• [Goal] Extract all records. Keep each one exact.

Data excerpts:
++++++++

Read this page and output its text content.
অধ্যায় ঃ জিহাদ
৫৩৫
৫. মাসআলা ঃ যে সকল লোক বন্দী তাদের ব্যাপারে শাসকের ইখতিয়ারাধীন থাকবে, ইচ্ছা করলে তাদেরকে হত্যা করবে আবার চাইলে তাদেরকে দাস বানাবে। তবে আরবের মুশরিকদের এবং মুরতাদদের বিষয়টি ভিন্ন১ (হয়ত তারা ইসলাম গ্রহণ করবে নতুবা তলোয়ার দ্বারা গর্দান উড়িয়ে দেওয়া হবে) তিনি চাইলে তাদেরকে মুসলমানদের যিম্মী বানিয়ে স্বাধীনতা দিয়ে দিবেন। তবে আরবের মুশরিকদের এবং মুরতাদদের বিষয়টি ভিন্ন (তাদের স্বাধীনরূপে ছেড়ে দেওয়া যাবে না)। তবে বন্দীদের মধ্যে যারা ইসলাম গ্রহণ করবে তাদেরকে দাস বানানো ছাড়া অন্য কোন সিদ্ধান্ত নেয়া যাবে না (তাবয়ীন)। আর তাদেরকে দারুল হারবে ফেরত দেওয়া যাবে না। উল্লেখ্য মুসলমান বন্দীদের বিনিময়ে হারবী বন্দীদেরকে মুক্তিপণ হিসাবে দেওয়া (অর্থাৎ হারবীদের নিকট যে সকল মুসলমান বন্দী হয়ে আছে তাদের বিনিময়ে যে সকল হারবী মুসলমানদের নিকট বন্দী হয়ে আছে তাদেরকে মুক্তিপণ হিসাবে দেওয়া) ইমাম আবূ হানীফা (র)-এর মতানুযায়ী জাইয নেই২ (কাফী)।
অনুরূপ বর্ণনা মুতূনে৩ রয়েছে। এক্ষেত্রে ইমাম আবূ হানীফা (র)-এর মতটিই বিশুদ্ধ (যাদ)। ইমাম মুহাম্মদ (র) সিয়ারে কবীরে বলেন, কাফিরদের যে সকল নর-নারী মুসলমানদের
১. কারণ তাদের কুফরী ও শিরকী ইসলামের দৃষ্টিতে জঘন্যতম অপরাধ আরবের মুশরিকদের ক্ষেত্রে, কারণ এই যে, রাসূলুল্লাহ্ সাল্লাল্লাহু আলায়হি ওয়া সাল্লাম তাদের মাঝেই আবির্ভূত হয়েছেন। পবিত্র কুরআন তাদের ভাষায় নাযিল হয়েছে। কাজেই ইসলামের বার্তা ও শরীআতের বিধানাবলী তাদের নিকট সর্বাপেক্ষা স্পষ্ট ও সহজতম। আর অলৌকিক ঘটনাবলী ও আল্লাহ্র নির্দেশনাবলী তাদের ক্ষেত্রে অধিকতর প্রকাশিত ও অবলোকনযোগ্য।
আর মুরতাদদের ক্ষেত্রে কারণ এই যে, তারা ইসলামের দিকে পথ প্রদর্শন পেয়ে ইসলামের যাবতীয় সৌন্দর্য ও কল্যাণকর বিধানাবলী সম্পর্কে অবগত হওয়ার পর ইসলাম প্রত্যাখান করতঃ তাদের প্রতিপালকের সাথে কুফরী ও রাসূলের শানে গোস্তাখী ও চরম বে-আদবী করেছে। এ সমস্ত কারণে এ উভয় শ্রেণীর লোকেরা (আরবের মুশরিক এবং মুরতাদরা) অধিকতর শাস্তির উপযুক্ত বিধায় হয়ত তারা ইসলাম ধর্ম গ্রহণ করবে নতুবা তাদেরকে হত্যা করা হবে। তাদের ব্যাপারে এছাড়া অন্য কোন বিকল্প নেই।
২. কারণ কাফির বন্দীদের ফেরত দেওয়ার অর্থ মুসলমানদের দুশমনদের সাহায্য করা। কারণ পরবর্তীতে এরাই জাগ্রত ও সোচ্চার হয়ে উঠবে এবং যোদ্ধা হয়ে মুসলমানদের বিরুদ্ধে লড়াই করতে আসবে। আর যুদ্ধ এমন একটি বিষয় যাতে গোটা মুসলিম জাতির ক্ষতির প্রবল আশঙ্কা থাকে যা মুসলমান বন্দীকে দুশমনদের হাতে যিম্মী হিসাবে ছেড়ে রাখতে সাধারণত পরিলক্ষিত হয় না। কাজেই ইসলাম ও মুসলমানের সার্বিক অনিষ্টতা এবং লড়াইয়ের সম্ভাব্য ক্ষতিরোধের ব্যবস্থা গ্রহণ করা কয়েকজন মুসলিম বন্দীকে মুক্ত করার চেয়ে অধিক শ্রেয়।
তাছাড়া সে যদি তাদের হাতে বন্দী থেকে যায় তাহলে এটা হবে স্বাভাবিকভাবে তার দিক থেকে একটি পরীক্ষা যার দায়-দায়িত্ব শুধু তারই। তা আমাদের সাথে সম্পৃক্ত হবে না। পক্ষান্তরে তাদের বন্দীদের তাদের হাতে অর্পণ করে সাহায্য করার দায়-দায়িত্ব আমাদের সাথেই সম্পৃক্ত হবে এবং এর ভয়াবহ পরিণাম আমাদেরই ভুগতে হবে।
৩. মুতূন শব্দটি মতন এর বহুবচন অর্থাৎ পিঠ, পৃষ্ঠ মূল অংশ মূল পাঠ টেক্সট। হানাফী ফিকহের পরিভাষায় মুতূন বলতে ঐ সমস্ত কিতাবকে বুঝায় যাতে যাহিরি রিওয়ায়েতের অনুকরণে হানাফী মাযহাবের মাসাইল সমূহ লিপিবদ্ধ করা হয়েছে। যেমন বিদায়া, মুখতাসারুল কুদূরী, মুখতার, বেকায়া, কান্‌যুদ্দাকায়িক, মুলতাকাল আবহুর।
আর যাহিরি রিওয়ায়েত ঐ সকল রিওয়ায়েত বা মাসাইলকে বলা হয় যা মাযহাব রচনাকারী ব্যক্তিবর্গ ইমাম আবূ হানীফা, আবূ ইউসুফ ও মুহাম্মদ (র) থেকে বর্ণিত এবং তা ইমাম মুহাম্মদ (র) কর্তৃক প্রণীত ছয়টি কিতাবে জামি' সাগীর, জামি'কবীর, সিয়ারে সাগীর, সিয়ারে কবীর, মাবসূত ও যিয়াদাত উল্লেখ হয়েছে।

++++++++

• [Task answer]
Read this page and output its text content.
অধ্যায় ঃ জিহাদ
৫৩৫
৫. মাসআলা ঃ যে সকল লোক বন্দী তাদের ব্যাপারে শাসকের ইখতিয়ারাধীন থাকবে, ইচ্ছা করলে তাদেরকে হত্যা করবে আবার চাইলে তাদেরকে দাস বানাবে। তবে আরবের মুশরিকদের এবং মুরতাদদের বিষয়টি ভিন্ন১ (হয়ত তারা ইসলাম গ্রহণ করবে নতুবা তলোয়ার দ্বারা গর্দান উড়িয়ে দেওয়া হবে) তিনি চাইলে তাদেরকে মুসলমানদের যিম্মী বানিয়ে স্বাধীনতা দিয়ে দিবেন। তবে আরবের মুশরিকদের এবং মুরতাদদের বিষয়টি ভিন্ন (তাদের স্বাধীনরূপে ছেড়ে দেওয়া যাবে না)। তবে বন্দীদের মধ্যে যারা ইসলাম গ্রহণ করবে তাদেরকে দাস বানানো ছাড়া অন্য কোন সিদ্ধান্ত নেয়া যাবে না (তাবয়ীন)। আর তাদেরকে দারুল হারবে ফেরত দেওয়া যাবে না। উল্লেখ্য মুসলমান বন্দীদের বিনিময়ে হারবী বন্দীদেরকে মুক্তিপণ হিসাবে দেওয়া (অর্থাৎ হারবীদের নিকট যে সকল মুসলমান বন্দী হয়ে আছে তাদের বিনিময়ে যে সকল হারবী মুসলমানদের নিকট বন্দী হয়ে আছে তাদেরকে মুক্তিপণ হিসাবে দেওয়া) ইমাম আবূ হানীফা (র)-এর মতানুযায়ী জাইয নেই২ (কাফী)।
অনুরূপ বর্ণনা মুতূনে৩ রয়েছে। এক্ষেত্রে ইমাম আবূ হানীফা (র)-এর মতটিই বিশুদ্ধ (যাদ)। ইমাম মুহাম্মদ (র) সিয়ারে কবীরে বলেন, কাফিরদের যে সকল নর-নারী মুসলমানদের
১. কারণ তাদের কুফরী ও শিরকী ইসলামের দৃষ্টিতে জঘন্যতম অপরাধ আরবের মুশরিকদের ক্ষেত্রে, কারণ এই যে, রাসূলুল্লাহ্ সাল্লাল্লাহু আলায়হি ওয়া সাল্লাম তাদের মাঝেই আবির্ভূত হয়েছেন। পবিত্র কুরআন তাদের ভাষায় নাযিল হয়েছে। কাজেই ইসলামের বার্তা ও শরীআতের বিধানাবলী তাদের নিকট সর্বাপেক্ষা স্পষ্ট ও সহজতম। আর অলৌকিক ঘটনাবলী ও আল্লাহ্র নির্দেশনাবলী তাদের ক্ষেত্রে অধিকতর প্রকাশিত ও অবলোকনযোগ্য।
আর মুরতাদদের ক্ষেত্রে কারণ এই যে, তারা ইসলামের দিকে পথ প্রদর্শন পেয়ে ইসলামের যাবতীয় সৌন্দর্য ও কল্যাণকর বিধানাবলী সম্পর্কে অবগত হওয়ার পর ইসলাম প্রত্যাখান করতঃ তাদের প্রতিপালকের সাথে কুফরী ও রাসূলের শানে গোস্তাখী ও চরম বে-আদবী করেছে। এ সমস্ত কারণে এ উভয় শ্রেণীর লোকেরা (আরবের মুশরিক এবং মুরতাদরা) অধিকতর শাস্তির উপযুক্ত বিধায় হয়ত তারা ইসলাম ধর্ম গ্রহণ করবে নতুবা তাদেরকে হত্যা করা হবে। তাদের ব্যাপারে এছাড়া অন্য কোন বিকল্প নেই।
২. কারণ কাফির বন্দীদের ফেরত দেওয়ার অর্থ মুসলমানদের দুশমনদের সাহায্য করা। কারণ পরবর্তীতে এরাই জাগ্রত ও সোচ্চার হয়ে উঠবে এবং যোদ্ধা হয়ে মুসলমানদের বিরুদ্ধে লড়াই করতে আসবে। আর যুদ্ধ এমন একটি বিষয় যাতে গোটা মুসলিম জাতির ক্ষতির প্রবল আশঙ্কা থাকে যা মুসলমান বন্দীকে দুশমনদের হাতে যিম্মী হিসাবে ছেড়ে রাখতে সাধারণত পরিলক্ষিত হয় না। কাজেই ইসলাম ও মুসলমানের সার্বিক অনিষ্টতা এবং লড়াইয়ের সম্ভাব্য ক্ষতিরোধের ব্যবস্থা গ্রহণ করা কয়েকজন মুসলিম বন্দীকে মুক্ত করার চেয়ে অধিক শ্রেয়।
তাছাড়া সে যদি তাদের হাতে বন্দী থেকে যায় তাহলে এটা হবে স্বাভাবিকভাবে তার দিক থেকে একটি পরীক্ষা যার দায়-দায়িত্ব শুধু তারই। তা আমাদের সাথে সম্পৃক্ত হবে না। পক্ষান্তরে তাদের বন্দীদের তাদের হাতে অর্পণ করে সাহায্য করার দায়-দায়িত্ব আমাদের সাথেই সম্পৃক্ত হবে এবং এর ভয়াবহ পরিণাম আমাদেরই ভুগতে হবে।
৩. মুতূন শব্দটি মতন এর বহুবচন অর্থাৎ পিঠ, পৃষ্ঠ মূল অংশ মূল পাঠ টেক্সট। হানাফী ফিকহের পরিভাষায় মুতূন বলতে ঐ সমস্ত কিতাবকে বুঝায় যাতে যাহিরি রিওয়ায়েতের অনুকরণে হানাফী মাযহাবের মাসাইল সমূহ লিপিবদ্ধ করা হয়েছে। যেমন বিদায়া, মুখতাসারুল কুদূরী, মুখতার, বেকায়া, কান্‌যুদ্দাকায়িক, মুলতাকাল আবহুর।
আর যাহিরি রিওয়ায়েত ঐ সকল রিওয়ায়েত বা মাসাইলকে বলা হয় যা মাযহাব রচনাকারী ব্যক্তিবর্গ ইমাম আবূ হানীফা, আবূ ইউসুফ ও মুহাম্মদ (র) থেকে বর্ণিত এবং তা ইমাম মুহাম্মদ (র) কর্তৃক প্রণীত ছয়টি কিতাবে জামি' সাগীর, জামি'কবীর, সিয়ারে সাগীর, সিয়ারে কবীর, মাবসূত ও যিয়াদাত উল্লেখ হয়েছে।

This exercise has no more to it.